(Saved entries)

***

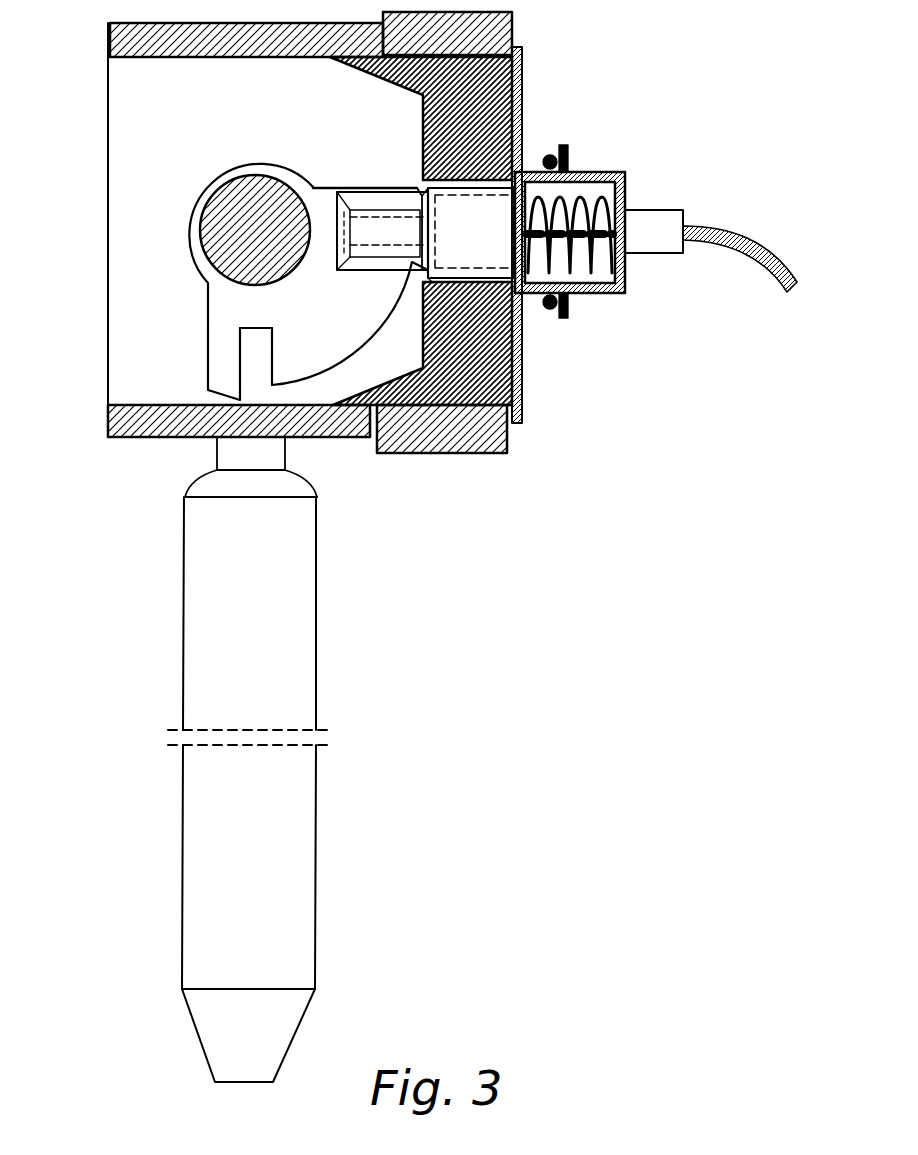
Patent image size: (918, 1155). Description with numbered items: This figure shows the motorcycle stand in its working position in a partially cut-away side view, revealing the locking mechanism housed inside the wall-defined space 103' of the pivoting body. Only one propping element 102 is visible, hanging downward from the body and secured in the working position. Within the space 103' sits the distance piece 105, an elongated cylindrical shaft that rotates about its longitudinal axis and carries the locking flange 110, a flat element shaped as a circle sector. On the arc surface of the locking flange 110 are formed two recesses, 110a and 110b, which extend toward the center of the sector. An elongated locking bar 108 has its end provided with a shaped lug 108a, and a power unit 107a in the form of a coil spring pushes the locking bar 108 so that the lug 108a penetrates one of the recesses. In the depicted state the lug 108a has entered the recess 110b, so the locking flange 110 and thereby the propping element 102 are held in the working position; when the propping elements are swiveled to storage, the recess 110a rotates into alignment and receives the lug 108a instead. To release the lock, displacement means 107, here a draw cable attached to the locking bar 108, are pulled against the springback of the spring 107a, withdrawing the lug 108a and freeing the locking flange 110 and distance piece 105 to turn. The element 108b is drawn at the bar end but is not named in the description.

The propping element 102 is at (268, 907).
The wall-defined space 103' is at (315, 232).
The distance piece 105 is at (223, 253).
The displacement means 107 is at (760, 243).
The power unit 107a is at (570, 263).
The locking bar 108 is at (508, 265).
The lug 108a is at (410, 262).
The plunger 108b is at (353, 195).
The locking flange 110 is at (315, 348).
The recess 110a is at (243, 345).
The recess 110b is at (373, 215).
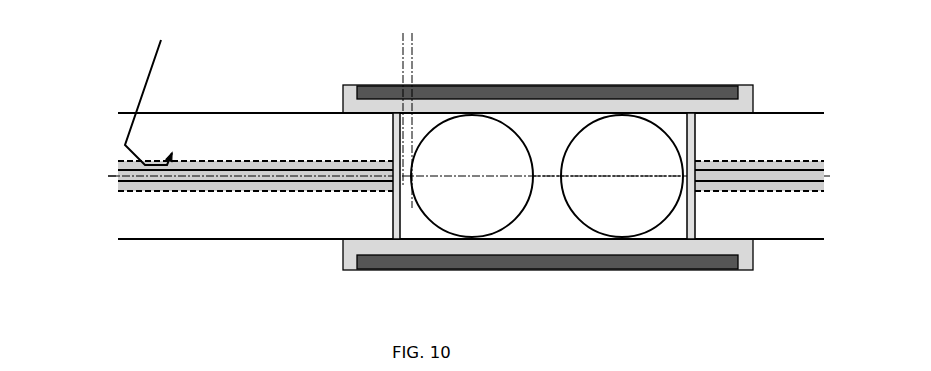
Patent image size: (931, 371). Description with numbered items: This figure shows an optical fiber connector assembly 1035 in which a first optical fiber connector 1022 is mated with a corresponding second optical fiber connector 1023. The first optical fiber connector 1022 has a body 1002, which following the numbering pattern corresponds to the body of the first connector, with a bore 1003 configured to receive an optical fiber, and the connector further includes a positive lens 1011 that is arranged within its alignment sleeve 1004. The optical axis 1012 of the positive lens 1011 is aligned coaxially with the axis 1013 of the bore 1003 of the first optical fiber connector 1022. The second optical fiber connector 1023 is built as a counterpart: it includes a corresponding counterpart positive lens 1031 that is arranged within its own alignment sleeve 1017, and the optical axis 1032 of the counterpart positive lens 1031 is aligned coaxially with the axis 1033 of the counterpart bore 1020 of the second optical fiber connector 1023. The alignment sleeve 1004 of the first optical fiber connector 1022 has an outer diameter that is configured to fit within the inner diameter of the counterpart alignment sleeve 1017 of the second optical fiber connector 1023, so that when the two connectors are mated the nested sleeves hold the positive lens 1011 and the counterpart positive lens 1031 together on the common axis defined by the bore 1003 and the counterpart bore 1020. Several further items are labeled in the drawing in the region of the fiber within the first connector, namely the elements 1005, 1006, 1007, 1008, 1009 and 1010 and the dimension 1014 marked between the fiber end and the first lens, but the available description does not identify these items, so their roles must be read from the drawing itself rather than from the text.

The tube 1002 is at (131, 219).
The bore 1003 is at (195, 202).
The alignment sleeve 1004 is at (480, 248).
The optical fiber 1005 is at (430, 245).
The partition / fiber end 1006 is at (440, 128).
The fiber core 1007 is at (252, 178).
The fiber cladding 1008 is at (305, 183).
The fiber coating 1009 is at (352, 193).
The light beam 1010 is at (168, 94).
The positive lens 1011 is at (473, 150).
The optical axis 1012 is at (542, 175).
The axis 1013 is at (110, 173).
The gap distance 1014 is at (445, 50).
The alignment sleeve 1017 is at (602, 258).
The counterpart bore 1020 is at (822, 200).
The first optical fiber connector 1022 is at (273, 110).
The second optical fiber connector 1023 is at (768, 112).
The counterpart positive lens 1031 is at (623, 155).
The optical axis 1032 is at (647, 175).
The axis 1033 is at (793, 174).
The optical fiber connector assembly 1035 is at (248, 88).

***

### Objective
Reproduce the listing verbatim from its beginning through the line containing "The recess 110b is at (373, 215).", with that line included. Leave the pictures out of your reproduction.

### Written answer
Patent image size: (918, 1155). Description with numbered items: This figure shows the motorcycle stand in its working position in a partially cut-away side view, revealing the locking mechanism housed inside the wall-defined space 103' of the pivoting body. Only one propping element 102 is visible, hanging downward from the body and secured in the working position. Within the space 103' sits the distance piece 105, an elongated cylindrical shaft that rotates about its longitudinal axis and carries the locking flange 110, a flat element shaped as a circle sector. On the arc surface of the locking flange 110 are formed two recesses, 110a and 110b, which extend toward the center of the sector. An elongated locking bar 108 has its end provided with a shaped lug 108a, and a power unit 107a in the form of a coil spring pushes the locking bar 108 so that the lug 108a penetrates one of the recesses. In the depicted state the lug 108a has entered the recess 110b, so the locking flange 110 and thereby the propping element 102 are held in the working position; when the propping elements are swiveled to storage, the recess 110a rotates into alignment and receives the lug 108a instead. To release the lock, displacement means 107, here a draw cable attached to the locking bar 108, are pulled against the springback of the spring 107a, withdrawing the lug 108a and freeing the locking flange 110 and distance piece 105 to turn. The element 108b is drawn at the bar end but is not named in the description.

The propping element 102 is at (268, 907).
The wall-defined space 103' is at (315, 232).
The distance piece 105 is at (223, 253).
The displacement means 107 is at (760, 243).
The power unit 107a is at (570, 263).
The locking bar 108 is at (508, 265).
The lug 108a is at (410, 262).
The plunger 108b is at (353, 195).
The locking flange 110 is at (315, 348).
The recess 110a is at (243, 345).
The recess 110b is at (373, 215).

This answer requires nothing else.